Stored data
┏━━

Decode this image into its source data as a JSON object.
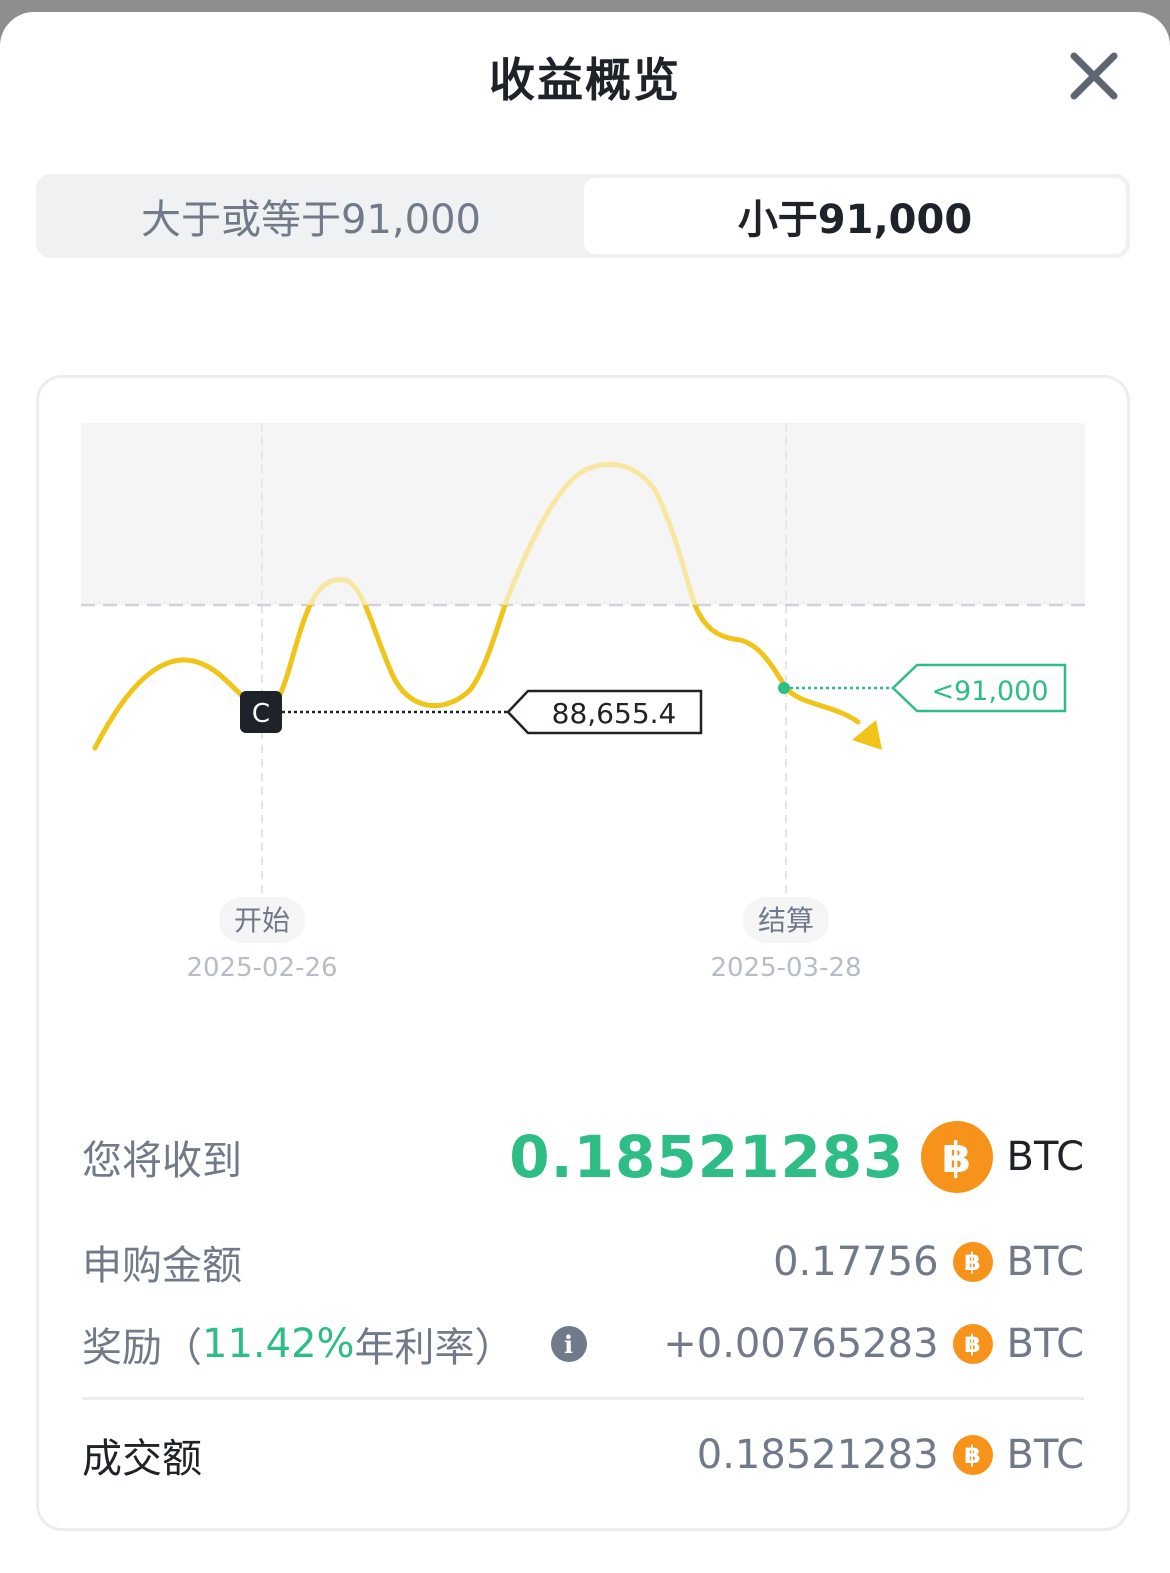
{
  "header": {
    "title": "收益概览",
    "close_icon": "close-icon"
  },
  "tabs": [
    {
      "label": "大于或等于91,000",
      "selected": false
    },
    {
      "label": "小于91,000",
      "selected": true
    }
  ],
  "chart_data": {
    "type": "line",
    "strike_label": "<91,000",
    "start_price_marker": "C",
    "start_price_label": "88,655.4",
    "start": {
      "label": "开始",
      "date": "2025-02-26"
    },
    "settle": {
      "label": "结算",
      "date": "2025-03-28"
    },
    "series_color": "#f0c419",
    "strike_color": "#2ebd85"
  },
  "summary": {
    "receive_label": "您将收到",
    "receive_amount": "0.18521283",
    "receive_unit": "BTC",
    "subscribe_label": "申购金额",
    "subscribe_amount": "0.17756",
    "subscribe_unit": "BTC",
    "reward_label_prefix": "奖励（",
    "reward_rate": "11.42%",
    "reward_label_suffix": " 年利率）",
    "reward_amount": "+0.00765283",
    "reward_unit": "BTC",
    "total_label": "成交额",
    "total_amount": "0.18521283",
    "total_unit": "BTC",
    "coin_glyph": "฿",
    "coin_color": "#f7931a",
    "accent_color": "#2ebd85"
  }
}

┗━━

Given exercise: Output a faithful copy of the data, with each picture left out.

Correct output:
Decode this image into its source data as a JSON object.
{
  "header": {
    "title": "收益概览",
    "close_icon": "close-icon"
  },
  "tabs": [
    {
      "label": "大于或等于91,000",
      "selected": false
    },
    {
      "label": "小于91,000",
      "selected": true
    }
  ],
  "chart_data": {
    "type": "line",
    "strike_label": "<91,000",
    "start_price_marker": "C",
    "start_price_label": "88,655.4",
    "start": {
      "label": "开始",
      "date": "2025-02-26"
    },
    "settle": {
      "label": "结算",
      "date": "2025-03-28"
    },
    "series_color": "#f0c419",
    "strike_color": "#2ebd85"
  },
  "summary": {
    "receive_label": "您将收到",
    "receive_amount": "0.18521283",
    "receive_unit": "BTC",
    "subscribe_label": "申购金额",
    "subscribe_amount": "0.17756",
    "subscribe_unit": "BTC",
    "reward_label_prefix": "奖励（",
    "reward_rate": "11.42%",
    "reward_label_suffix": " 年利率）",
    "reward_amount": "+0.00765283",
    "reward_unit": "BTC",
    "total_label": "成交额",
    "total_amount": "0.18521283",
    "total_unit": "BTC",
    "coin_glyph": "฿",
    "coin_color": "#f7931a",
    "accent_color": "#2ebd85"
  }
}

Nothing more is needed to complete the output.